SET TASK:
Reproduce the following listing line for line, character for character, leaving out the pictures.
((
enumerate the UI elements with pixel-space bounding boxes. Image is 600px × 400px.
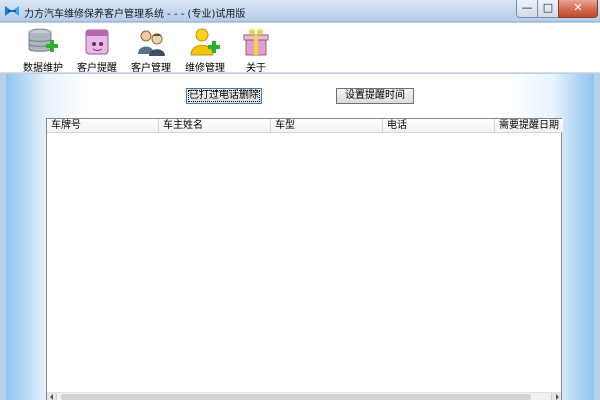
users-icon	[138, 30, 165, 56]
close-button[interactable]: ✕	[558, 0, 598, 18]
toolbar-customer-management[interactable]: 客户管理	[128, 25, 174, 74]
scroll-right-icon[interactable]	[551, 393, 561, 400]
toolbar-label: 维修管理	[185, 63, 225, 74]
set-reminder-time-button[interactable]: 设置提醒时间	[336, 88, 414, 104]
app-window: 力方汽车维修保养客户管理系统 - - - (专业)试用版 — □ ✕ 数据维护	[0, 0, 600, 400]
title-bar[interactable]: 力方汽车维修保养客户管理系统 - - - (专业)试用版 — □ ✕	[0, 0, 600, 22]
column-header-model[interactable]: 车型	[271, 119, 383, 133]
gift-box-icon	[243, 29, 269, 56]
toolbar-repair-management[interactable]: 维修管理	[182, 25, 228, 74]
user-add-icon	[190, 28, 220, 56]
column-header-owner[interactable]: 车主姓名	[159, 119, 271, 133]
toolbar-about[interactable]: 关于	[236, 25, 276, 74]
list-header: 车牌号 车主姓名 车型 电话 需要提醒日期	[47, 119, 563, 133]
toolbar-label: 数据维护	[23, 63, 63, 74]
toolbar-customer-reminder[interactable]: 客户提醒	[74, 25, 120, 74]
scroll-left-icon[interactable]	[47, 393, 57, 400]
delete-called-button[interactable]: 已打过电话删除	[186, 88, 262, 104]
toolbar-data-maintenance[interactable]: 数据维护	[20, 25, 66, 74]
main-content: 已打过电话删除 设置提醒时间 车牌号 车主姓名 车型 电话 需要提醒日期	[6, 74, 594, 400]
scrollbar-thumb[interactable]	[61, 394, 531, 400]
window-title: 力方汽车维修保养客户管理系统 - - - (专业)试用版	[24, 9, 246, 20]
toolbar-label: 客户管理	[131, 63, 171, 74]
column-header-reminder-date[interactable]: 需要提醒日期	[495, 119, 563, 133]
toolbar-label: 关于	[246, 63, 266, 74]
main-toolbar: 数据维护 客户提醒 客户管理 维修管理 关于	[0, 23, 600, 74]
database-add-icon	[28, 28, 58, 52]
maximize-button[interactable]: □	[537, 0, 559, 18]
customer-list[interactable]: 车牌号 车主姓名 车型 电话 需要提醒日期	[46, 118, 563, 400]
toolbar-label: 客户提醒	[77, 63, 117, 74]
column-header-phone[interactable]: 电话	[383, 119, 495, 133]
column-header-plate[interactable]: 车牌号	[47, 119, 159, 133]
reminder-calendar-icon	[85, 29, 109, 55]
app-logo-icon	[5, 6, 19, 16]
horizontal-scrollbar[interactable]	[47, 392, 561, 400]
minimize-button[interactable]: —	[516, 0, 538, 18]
))
TASK RESULT:
enumerate the UI elements with pixel-space bounding boxes. Image is 600px × 400px.
users-icon	[138, 30, 165, 56]
close-button[interactable]: ✕	[558, 0, 598, 18]
toolbar-customer-management[interactable]: 客户管理	[128, 25, 174, 74]
scroll-right-icon[interactable]	[551, 393, 561, 400]
toolbar-label: 维修管理	[185, 63, 225, 74]
set-reminder-time-button[interactable]: 设置提醒时间	[336, 88, 414, 104]
app-window: 力方汽车维修保养客户管理系统 - - - (专业)试用版 — □ ✕ 数据维护	[0, 0, 600, 400]
title-bar[interactable]: 力方汽车维修保养客户管理系统 - - - (专业)试用版 — □ ✕	[0, 0, 600, 22]
column-header-model[interactable]: 车型	[271, 119, 383, 133]
gift-box-icon	[243, 29, 269, 56]
toolbar-repair-management[interactable]: 维修管理	[182, 25, 228, 74]
user-add-icon	[190, 28, 220, 56]
column-header-owner[interactable]: 车主姓名	[159, 119, 271, 133]
toolbar-about[interactable]: 关于	[236, 25, 276, 74]
list-header: 车牌号 车主姓名 车型 电话 需要提醒日期	[47, 119, 563, 133]
toolbar-label: 数据维护	[23, 63, 63, 74]
toolbar-customer-reminder[interactable]: 客户提醒	[74, 25, 120, 74]
scroll-left-icon[interactable]	[47, 393, 57, 400]
delete-called-button[interactable]: 已打过电话删除	[186, 88, 262, 104]
toolbar-data-maintenance[interactable]: 数据维护	[20, 25, 66, 74]
main-content: 已打过电话删除 设置提醒时间 车牌号 车主姓名 车型 电话 需要提醒日期	[6, 74, 594, 400]
scrollbar-thumb[interactable]	[61, 394, 531, 400]
window-title: 力方汽车维修保养客户管理系统 - - - (专业)试用版	[24, 9, 246, 20]
toolbar-label: 客户管理	[131, 63, 171, 74]
column-header-reminder-date[interactable]: 需要提醒日期	[495, 119, 563, 133]
toolbar-label: 关于	[246, 63, 266, 74]
main-toolbar: 数据维护 客户提醒 客户管理 维修管理 关于	[0, 23, 600, 74]
database-add-icon	[28, 28, 58, 52]
maximize-button[interactable]: □	[537, 0, 559, 18]
customer-list[interactable]: 车牌号 车主姓名 车型 电话 需要提醒日期	[46, 118, 563, 400]
toolbar-label: 客户提醒	[77, 63, 117, 74]
column-header-phone[interactable]: 电话	[383, 119, 495, 133]
column-header-plate[interactable]: 车牌号	[47, 119, 159, 133]
reminder-calendar-icon	[85, 29, 109, 55]
app-logo-icon	[5, 6, 19, 16]
horizontal-scrollbar[interactable]	[47, 392, 561, 400]
minimize-button[interactable]: —	[516, 0, 538, 18]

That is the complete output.